* [Exercise passage]:
+ + + +

ICYMI News – Weird Monday Morning Edition

Canary. Photo by 4028mdk09.

High times in Argentina.

Eight Argentinian police officers have been dismissed due to a pending investigation into their claims that mice are responsible for the disappearance of 1,191 pounds of marijuana, reports the BBC.

Police say the drugs missing from the warehouse in Pilar had been in storage there for two years. The officers involved in the investigation claim the drugs were “eaten by mice,” but forensic experts say if mice ingested the drugs they probably would have died and “a lot of corpses would have been found in the warehouse.”

WPLG 10 ABC News

[h/t LD]

Rare Medical Mystery

“Though it resembles a coral, root system, or some other kind of growth, the photo actually depicts a six-inch-wide blood clot in the near-perfect form of the right bronchial tree of a human lung, the Atlantic reported on Thursday.”

It might seem a little like rubbernecking to gawk at the product of someone’s medical misfortune, but even most doctors may never have the chance to see something like this. Though there are other conditions which can result in bronchial casts, including infections and asthmatic conditions or lymphatic-flow disorders that can cause buildups of mucus or lymph fluid respectively, Wieselthaler was emphatic that the size of this one is almost unprecedented.

“We were astonished,” Wieselthaler told the Atlantic. “It’s a curiosity you can’t imagine—I mean, this is very, very, very rare.”


I’m not saying it’s aliens, but …

The once anonymous physicist only known as ‘Dennis’ who put Area 51 on the map in 1989 is now coming forward in a recently released documentary: Bob Lazar: Area 51 & Flying Saucers.

Plus watch an exclusive clip.”

“In December 2017, The New York Times revealed the existence of a top secret government program called Advanced Aerospace Threat Identification. “The program produced documents that describe sightings of aircraft that seemed to move at very high velocities with no visible signs of propulsion, or that hovered with no apparent means of lift,” the Times reported…”

+ + + +

* [List of tasks]:
1 – According to the news roundup, how many pounds of marijuana went missing from the warehouse in Pilar?
2 – Write out the news roundup word for word from "Eight Argentinian police" to "reports the BBC.".

(Bounding box prediction data)
+ + + +

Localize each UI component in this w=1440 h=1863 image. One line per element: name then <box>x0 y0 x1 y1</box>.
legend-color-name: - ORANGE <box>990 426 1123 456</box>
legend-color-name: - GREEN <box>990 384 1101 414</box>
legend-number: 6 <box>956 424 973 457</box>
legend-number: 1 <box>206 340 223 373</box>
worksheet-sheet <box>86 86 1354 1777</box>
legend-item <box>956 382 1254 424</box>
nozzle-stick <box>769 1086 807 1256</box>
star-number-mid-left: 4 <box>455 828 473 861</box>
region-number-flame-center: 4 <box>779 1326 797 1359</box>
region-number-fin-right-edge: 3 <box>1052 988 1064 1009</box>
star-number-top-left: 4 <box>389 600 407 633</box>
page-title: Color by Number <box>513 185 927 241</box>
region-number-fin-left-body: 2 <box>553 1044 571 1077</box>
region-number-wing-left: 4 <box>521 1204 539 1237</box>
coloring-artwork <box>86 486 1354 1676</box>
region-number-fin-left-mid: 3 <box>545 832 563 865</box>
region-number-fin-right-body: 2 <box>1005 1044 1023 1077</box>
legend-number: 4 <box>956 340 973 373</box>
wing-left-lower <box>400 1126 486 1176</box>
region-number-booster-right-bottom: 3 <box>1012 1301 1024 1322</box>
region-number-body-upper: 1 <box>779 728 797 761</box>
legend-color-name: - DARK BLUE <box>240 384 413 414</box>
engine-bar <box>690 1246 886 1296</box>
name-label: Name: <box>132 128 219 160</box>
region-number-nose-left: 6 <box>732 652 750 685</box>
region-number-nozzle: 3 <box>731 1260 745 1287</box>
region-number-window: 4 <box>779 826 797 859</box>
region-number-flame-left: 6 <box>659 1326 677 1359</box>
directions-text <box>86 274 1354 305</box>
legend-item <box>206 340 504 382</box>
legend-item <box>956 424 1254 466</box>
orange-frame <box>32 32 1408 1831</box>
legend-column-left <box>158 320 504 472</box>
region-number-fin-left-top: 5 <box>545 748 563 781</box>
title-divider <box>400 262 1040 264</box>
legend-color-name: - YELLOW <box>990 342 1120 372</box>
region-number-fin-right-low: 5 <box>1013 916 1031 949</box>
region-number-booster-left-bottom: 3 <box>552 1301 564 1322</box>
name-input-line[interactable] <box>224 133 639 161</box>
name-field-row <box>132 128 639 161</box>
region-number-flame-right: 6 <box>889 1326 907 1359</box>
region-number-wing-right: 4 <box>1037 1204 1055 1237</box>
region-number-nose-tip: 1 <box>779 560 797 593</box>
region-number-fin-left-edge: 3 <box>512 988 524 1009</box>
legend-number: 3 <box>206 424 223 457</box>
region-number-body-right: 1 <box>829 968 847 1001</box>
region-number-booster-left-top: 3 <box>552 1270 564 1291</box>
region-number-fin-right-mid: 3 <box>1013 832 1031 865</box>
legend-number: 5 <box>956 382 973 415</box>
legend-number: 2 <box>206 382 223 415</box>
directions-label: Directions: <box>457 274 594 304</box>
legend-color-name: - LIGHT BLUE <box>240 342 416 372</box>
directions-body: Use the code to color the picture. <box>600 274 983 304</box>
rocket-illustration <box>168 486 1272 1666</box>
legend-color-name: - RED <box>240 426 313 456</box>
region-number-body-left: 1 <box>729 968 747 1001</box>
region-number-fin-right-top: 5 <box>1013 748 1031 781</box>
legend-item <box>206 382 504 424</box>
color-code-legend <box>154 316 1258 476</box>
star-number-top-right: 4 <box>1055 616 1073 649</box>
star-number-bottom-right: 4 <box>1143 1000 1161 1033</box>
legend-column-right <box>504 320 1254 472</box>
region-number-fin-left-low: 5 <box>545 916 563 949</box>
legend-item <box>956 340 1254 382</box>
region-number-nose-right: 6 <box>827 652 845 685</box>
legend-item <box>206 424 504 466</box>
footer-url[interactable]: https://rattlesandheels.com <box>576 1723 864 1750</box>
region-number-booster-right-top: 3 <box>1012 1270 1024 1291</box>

+ + + +

* [Numbered answers]:
1 – 1,191 pounds

2 –
Eight Argentinian police officers have been dismissed due to a pending investigation into their claims that mice are responsible for the disappearance of 1,191 pounds of marijuana, reports the BBC.